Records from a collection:
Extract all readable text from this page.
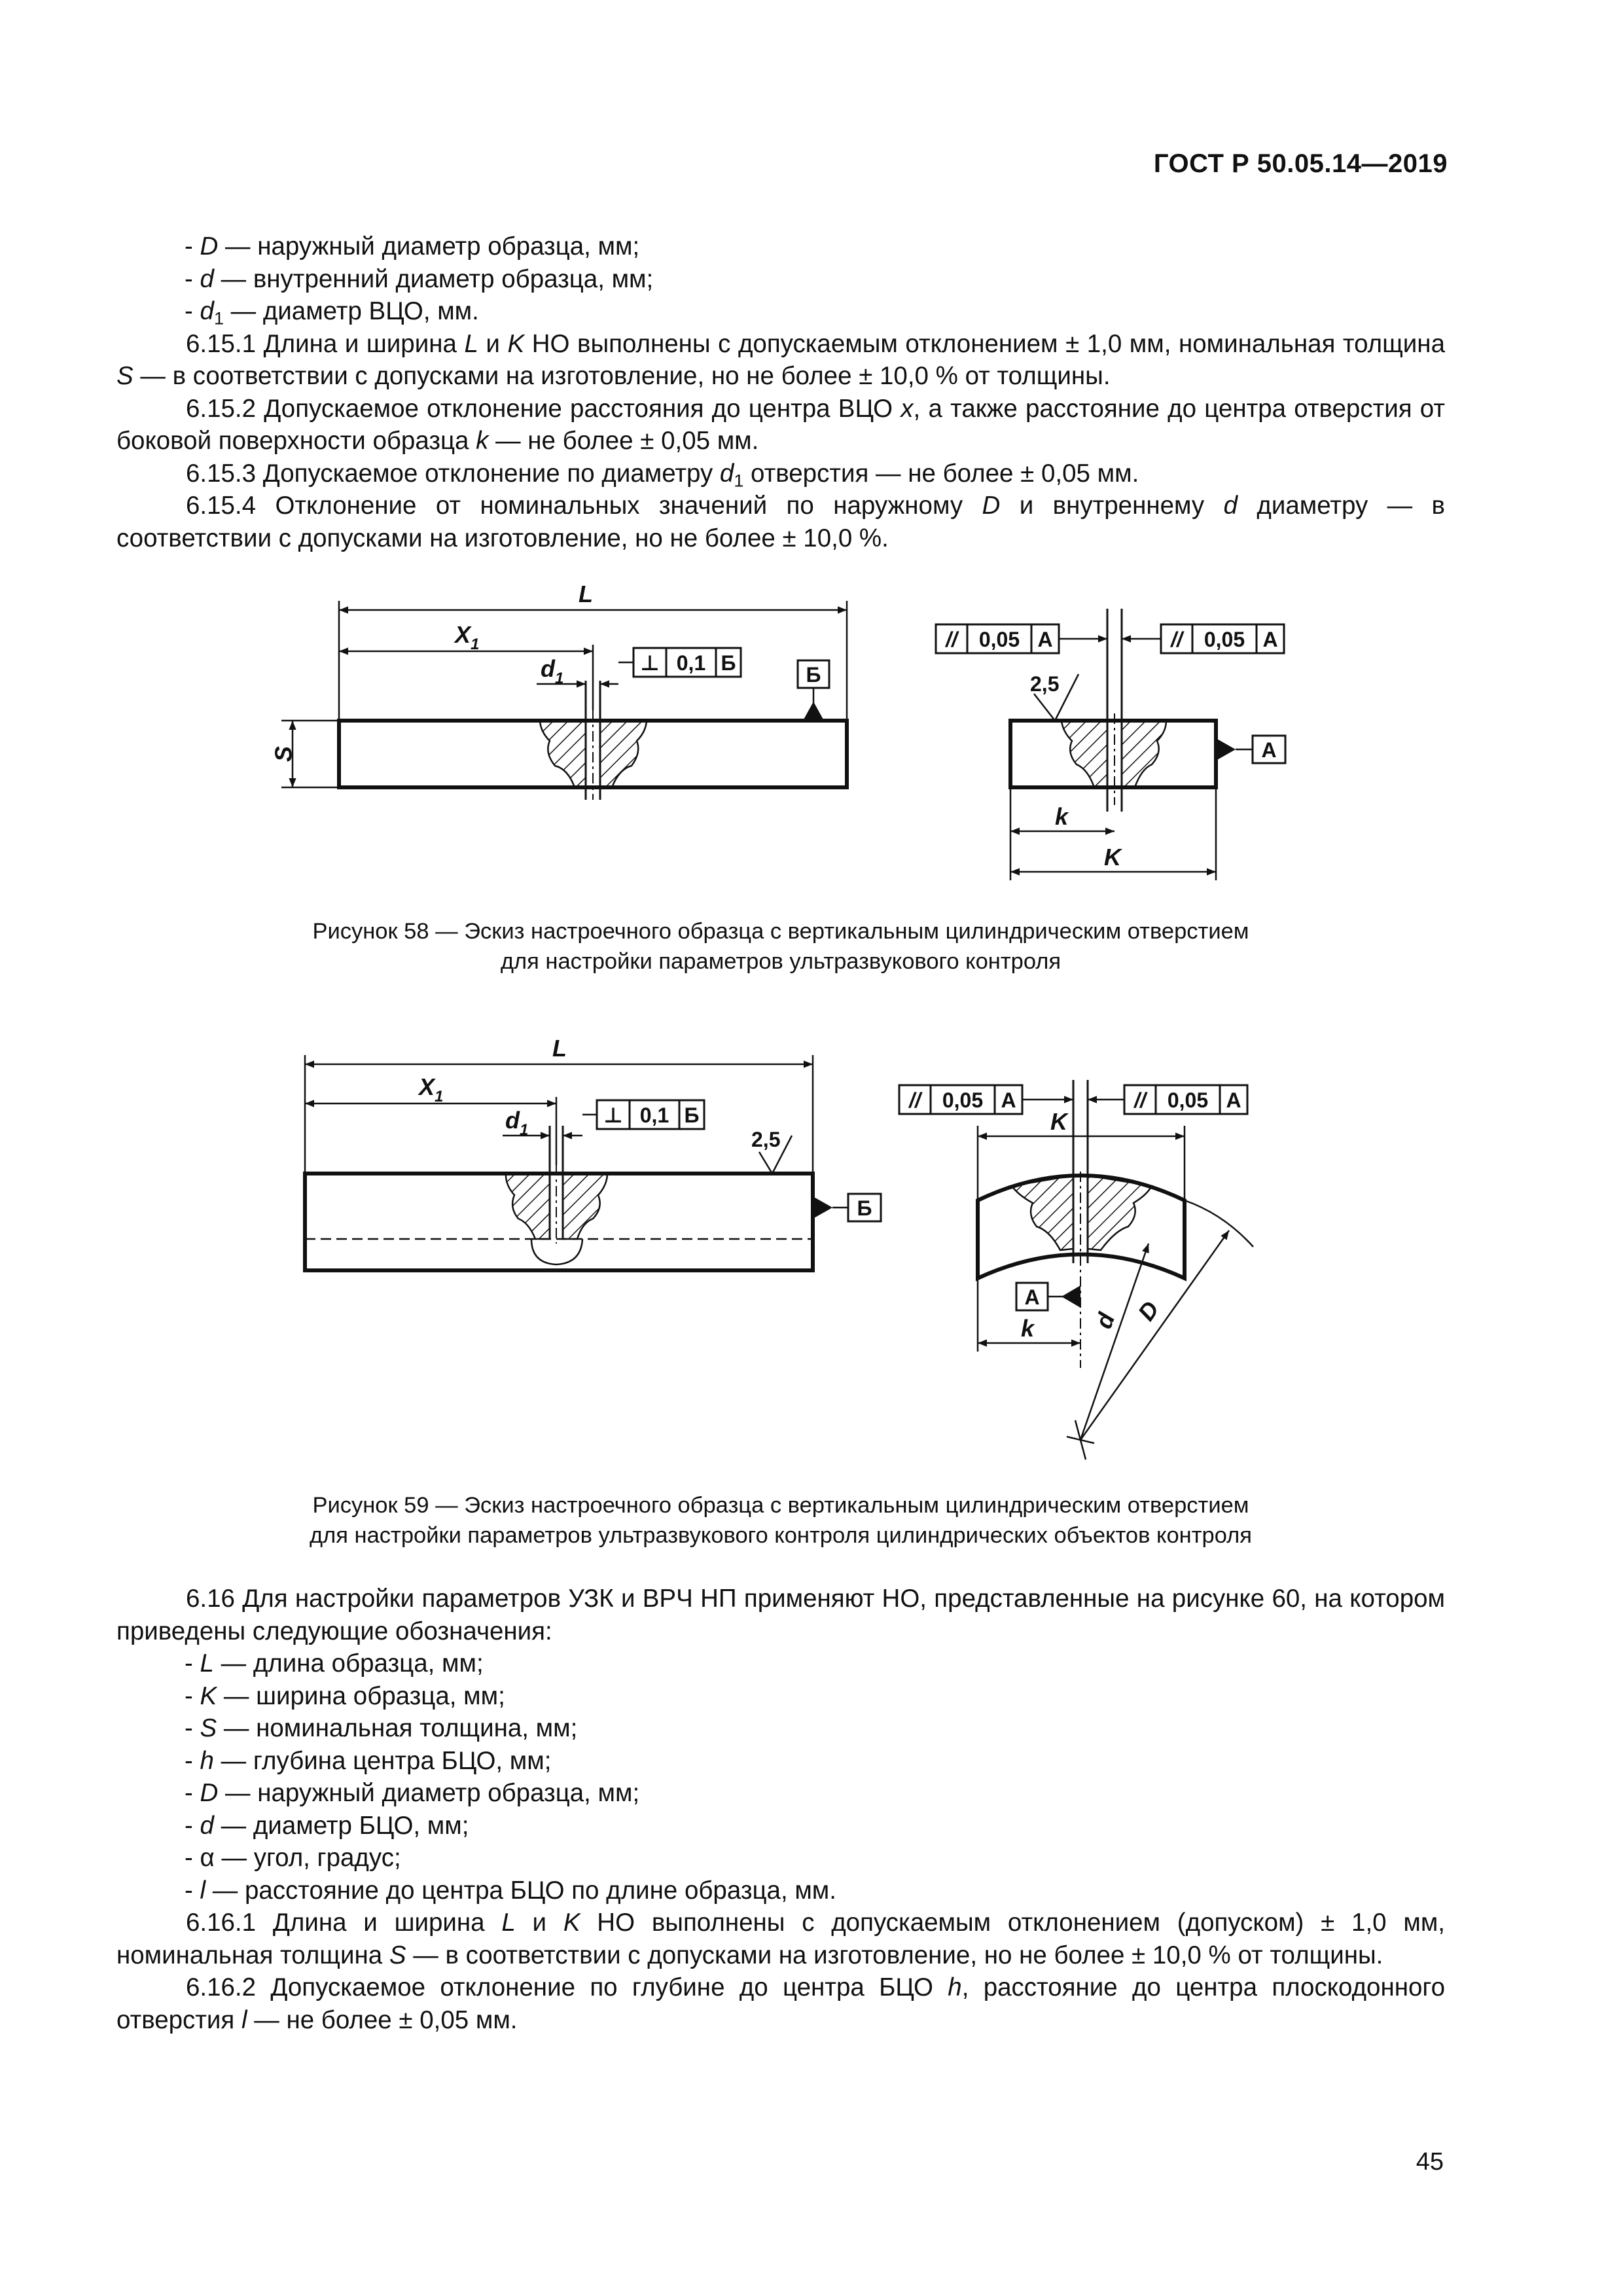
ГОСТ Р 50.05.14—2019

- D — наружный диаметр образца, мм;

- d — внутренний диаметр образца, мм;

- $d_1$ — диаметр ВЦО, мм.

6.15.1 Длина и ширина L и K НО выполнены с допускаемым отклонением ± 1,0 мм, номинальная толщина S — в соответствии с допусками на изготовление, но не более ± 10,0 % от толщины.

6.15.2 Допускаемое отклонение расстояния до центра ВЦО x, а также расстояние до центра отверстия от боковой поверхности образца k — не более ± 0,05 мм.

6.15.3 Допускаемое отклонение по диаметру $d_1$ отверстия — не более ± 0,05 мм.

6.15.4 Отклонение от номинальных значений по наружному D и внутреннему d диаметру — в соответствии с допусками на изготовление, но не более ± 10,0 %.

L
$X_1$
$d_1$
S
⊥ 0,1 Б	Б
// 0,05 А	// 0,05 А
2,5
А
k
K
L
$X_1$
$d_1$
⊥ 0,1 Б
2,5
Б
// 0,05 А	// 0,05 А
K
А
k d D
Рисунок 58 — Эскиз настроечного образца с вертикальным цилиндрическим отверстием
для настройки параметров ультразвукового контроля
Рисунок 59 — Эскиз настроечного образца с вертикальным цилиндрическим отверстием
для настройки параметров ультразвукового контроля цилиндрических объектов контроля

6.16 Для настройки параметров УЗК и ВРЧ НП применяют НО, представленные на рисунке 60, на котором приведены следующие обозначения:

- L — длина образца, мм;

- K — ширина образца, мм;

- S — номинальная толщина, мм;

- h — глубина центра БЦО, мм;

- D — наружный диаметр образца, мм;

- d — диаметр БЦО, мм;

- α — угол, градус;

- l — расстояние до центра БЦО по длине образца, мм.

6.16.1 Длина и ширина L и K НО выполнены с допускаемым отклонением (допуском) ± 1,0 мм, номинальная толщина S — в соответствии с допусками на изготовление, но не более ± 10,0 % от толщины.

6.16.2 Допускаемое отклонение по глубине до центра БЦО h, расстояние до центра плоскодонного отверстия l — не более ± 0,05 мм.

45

---

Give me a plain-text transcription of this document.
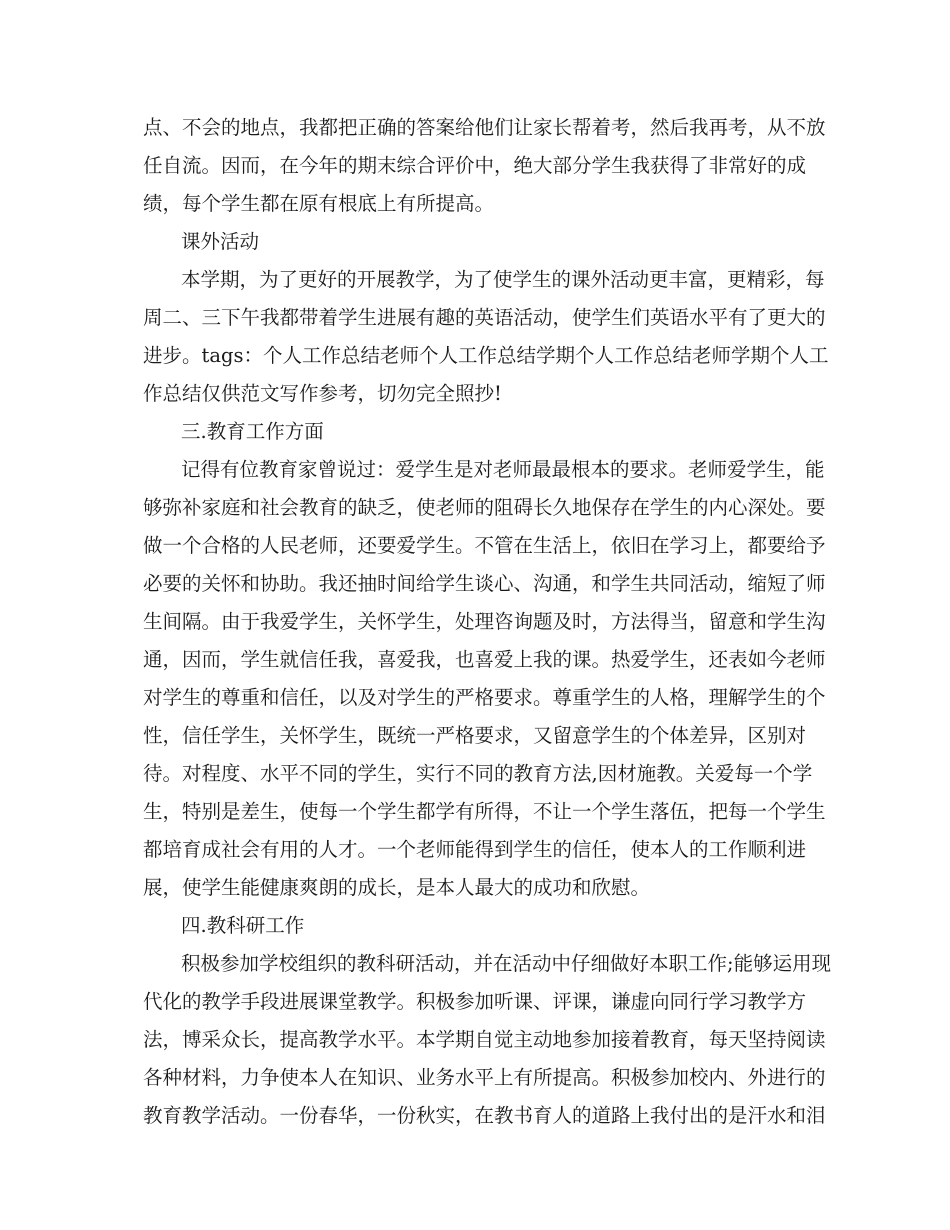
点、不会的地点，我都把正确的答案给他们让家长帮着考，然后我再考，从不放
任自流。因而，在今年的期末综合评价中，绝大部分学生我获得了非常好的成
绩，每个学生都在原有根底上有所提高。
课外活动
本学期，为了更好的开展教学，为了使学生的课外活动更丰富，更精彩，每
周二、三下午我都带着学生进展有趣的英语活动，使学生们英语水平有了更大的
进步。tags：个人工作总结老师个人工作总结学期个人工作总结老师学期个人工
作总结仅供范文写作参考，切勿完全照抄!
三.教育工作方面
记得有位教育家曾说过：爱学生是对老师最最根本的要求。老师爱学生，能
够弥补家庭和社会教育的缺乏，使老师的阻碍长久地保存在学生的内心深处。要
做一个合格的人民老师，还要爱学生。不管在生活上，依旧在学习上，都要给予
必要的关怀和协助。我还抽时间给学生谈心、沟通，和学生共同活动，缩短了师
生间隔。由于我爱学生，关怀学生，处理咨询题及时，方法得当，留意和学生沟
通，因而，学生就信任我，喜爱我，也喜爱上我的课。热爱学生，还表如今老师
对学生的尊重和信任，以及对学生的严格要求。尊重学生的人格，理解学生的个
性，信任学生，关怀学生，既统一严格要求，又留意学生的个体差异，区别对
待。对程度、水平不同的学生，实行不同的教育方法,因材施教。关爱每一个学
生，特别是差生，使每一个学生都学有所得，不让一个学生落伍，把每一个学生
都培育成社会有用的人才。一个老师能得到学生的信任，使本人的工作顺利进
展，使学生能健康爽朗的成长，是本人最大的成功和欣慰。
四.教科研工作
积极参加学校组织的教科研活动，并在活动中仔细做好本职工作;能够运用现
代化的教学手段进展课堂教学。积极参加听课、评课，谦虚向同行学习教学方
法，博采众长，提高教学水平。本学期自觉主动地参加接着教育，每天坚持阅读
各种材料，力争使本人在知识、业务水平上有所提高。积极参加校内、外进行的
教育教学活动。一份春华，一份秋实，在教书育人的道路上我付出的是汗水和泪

▸ TASK PROMPT
List every line from the entries above in which "Допускаемое" appears.

▸ RESULT
6.15.2 Допускаемое отклонение расстояния до центра ВЦО x, а также расстояние до центра отверстия от боковой поверхности образца k — не более ± 0,05 мм.
6.15.3 Допускаемое отклонение по диаметру $d_1$ отверстия — не более ± 0,05 мм.
6.16.2 Допускаемое отклонение по глубине до центра БЦО h, расстояние до центра плоскодонного отверстия l — не более ± 0,05 мм.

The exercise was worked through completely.